Data in this exercise:
-- START --

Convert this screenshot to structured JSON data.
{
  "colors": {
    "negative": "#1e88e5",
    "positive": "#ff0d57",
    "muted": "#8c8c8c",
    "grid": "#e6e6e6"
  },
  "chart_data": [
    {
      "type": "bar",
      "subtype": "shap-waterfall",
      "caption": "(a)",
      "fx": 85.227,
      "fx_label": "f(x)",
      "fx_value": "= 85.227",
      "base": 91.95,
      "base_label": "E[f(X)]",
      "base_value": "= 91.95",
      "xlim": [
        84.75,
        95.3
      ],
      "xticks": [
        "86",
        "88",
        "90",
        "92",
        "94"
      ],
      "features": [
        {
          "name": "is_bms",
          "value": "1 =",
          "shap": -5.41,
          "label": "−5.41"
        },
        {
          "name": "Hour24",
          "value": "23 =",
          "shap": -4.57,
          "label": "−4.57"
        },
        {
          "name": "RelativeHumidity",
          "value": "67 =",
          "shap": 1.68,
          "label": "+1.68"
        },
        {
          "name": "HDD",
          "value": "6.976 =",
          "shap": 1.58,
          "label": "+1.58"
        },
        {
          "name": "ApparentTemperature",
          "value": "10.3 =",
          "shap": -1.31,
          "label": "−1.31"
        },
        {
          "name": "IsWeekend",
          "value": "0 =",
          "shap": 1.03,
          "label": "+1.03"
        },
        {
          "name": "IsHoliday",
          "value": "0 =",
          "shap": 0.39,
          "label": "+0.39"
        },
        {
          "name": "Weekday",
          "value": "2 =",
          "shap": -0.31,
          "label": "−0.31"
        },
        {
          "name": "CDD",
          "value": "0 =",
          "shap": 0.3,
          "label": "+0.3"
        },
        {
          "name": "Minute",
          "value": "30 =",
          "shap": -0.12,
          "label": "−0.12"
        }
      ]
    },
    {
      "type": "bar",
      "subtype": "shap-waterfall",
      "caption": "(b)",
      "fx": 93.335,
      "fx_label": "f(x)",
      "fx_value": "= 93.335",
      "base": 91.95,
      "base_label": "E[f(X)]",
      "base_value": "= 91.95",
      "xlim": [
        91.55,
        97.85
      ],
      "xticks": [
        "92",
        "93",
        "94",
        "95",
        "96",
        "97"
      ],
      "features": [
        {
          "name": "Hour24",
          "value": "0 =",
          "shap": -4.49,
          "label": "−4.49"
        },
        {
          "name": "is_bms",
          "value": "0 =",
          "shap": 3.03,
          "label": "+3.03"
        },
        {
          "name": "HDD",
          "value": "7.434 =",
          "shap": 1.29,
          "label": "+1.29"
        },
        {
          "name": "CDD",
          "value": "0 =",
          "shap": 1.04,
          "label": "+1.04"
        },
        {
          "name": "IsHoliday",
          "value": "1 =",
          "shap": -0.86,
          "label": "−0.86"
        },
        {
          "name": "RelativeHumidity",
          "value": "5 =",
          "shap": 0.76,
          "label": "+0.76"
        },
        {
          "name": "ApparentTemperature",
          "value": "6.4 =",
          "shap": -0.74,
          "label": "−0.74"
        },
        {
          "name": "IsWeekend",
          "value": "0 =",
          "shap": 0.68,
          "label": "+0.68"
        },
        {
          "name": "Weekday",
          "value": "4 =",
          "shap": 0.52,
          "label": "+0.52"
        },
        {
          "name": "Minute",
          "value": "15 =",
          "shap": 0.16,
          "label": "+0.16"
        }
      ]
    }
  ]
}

-- END --

Written problem:
Write the material out again word for word.

Full output:
Convert this screenshot to structured JSON data.
{
  "colors": {
    "negative": "#1e88e5",
    "positive": "#ff0d57",
    "muted": "#8c8c8c",
    "grid": "#e6e6e6"
  },
  "chart_data": [
    {
      "type": "bar",
      "subtype": "shap-waterfall",
      "caption": "(a)",
      "fx": 85.227,
      "fx_label": "f(x)",
      "fx_value": "= 85.227",
      "base": 91.95,
      "base_label": "E[f(X)]",
      "base_value": "= 91.95",
      "xlim": [
        84.75,
        95.3
      ],
      "xticks": [
        "86",
        "88",
        "90",
        "92",
        "94"
      ],
      "features": [
        {
          "name": "is_bms",
          "value": "1 =",
          "shap": -5.41,
          "label": "−5.41"
        },
        {
          "name": "Hour24",
          "value": "23 =",
          "shap": -4.57,
          "label": "−4.57"
        },
        {
          "name": "RelativeHumidity",
          "value": "67 =",
          "shap": 1.68,
          "label": "+1.68"
        },
        {
          "name": "HDD",
          "value": "6.976 =",
          "shap": 1.58,
          "label": "+1.58"
        },
        {
          "name": "ApparentTemperature",
          "value": "10.3 =",
          "shap": -1.31,
          "label": "−1.31"
        },
        {
          "name": "IsWeekend",
          "value": "0 =",
          "shap": 1.03,
          "label": "+1.03"
        },
        {
          "name": "IsHoliday",
          "value": "0 =",
          "shap": 0.39,
          "label": "+0.39"
        },
        {
          "name": "Weekday",
          "value": "2 =",
          "shap": -0.31,
          "label": "−0.31"
        },
        {
          "name": "CDD",
          "value": "0 =",
          "shap": 0.3,
          "label": "+0.3"
        },
        {
          "name": "Minute",
          "value": "30 =",
          "shap": -0.12,
          "label": "−0.12"
        }
      ]
    },
    {
      "type": "bar",
      "subtype": "shap-waterfall",
      "caption": "(b)",
      "fx": 93.335,
      "fx_label": "f(x)",
      "fx_value": "= 93.335",
      "base": 91.95,
      "base_label": "E[f(X)]",
      "base_value": "= 91.95",
      "xlim": [
        91.55,
        97.85
      ],
      "xticks": [
        "92",
        "93",
        "94",
        "95",
        "96",
        "97"
      ],
      "features": [
        {
          "name": "Hour24",
          "value": "0 =",
          "shap": -4.49,
          "label": "−4.49"
        },
        {
          "name": "is_bms",
          "value": "0 =",
          "shap": 3.03,
          "label": "+3.03"
        },
        {
          "name": "HDD",
          "value": "7.434 =",
          "shap": 1.29,
          "label": "+1.29"
        },
        {
          "name": "CDD",
          "value": "0 =",
          "shap": 1.04,
          "label": "+1.04"
        },
        {
          "name": "IsHoliday",
          "value": "1 =",
          "shap": -0.86,
          "label": "−0.86"
        },
        {
          "name": "RelativeHumidity",
          "value": "5 =",
          "shap": 0.76,
          "label": "+0.76"
        },
        {
          "name": "ApparentTemperature",
          "value": "6.4 =",
          "shap": -0.74,
          "label": "−0.74"
        },
        {
          "name": "IsWeekend",
          "value": "0 =",
          "shap": 0.68,
          "label": "+0.68"
        },
        {
          "name": "Weekday",
          "value": "4 =",
          "shap": 0.52,
          "label": "+0.52"
        },
        {
          "name": "Minute",
          "value": "15 =",
          "shap": 0.16,
          "label": "+0.16"
        }
      ]
    }
  ]
}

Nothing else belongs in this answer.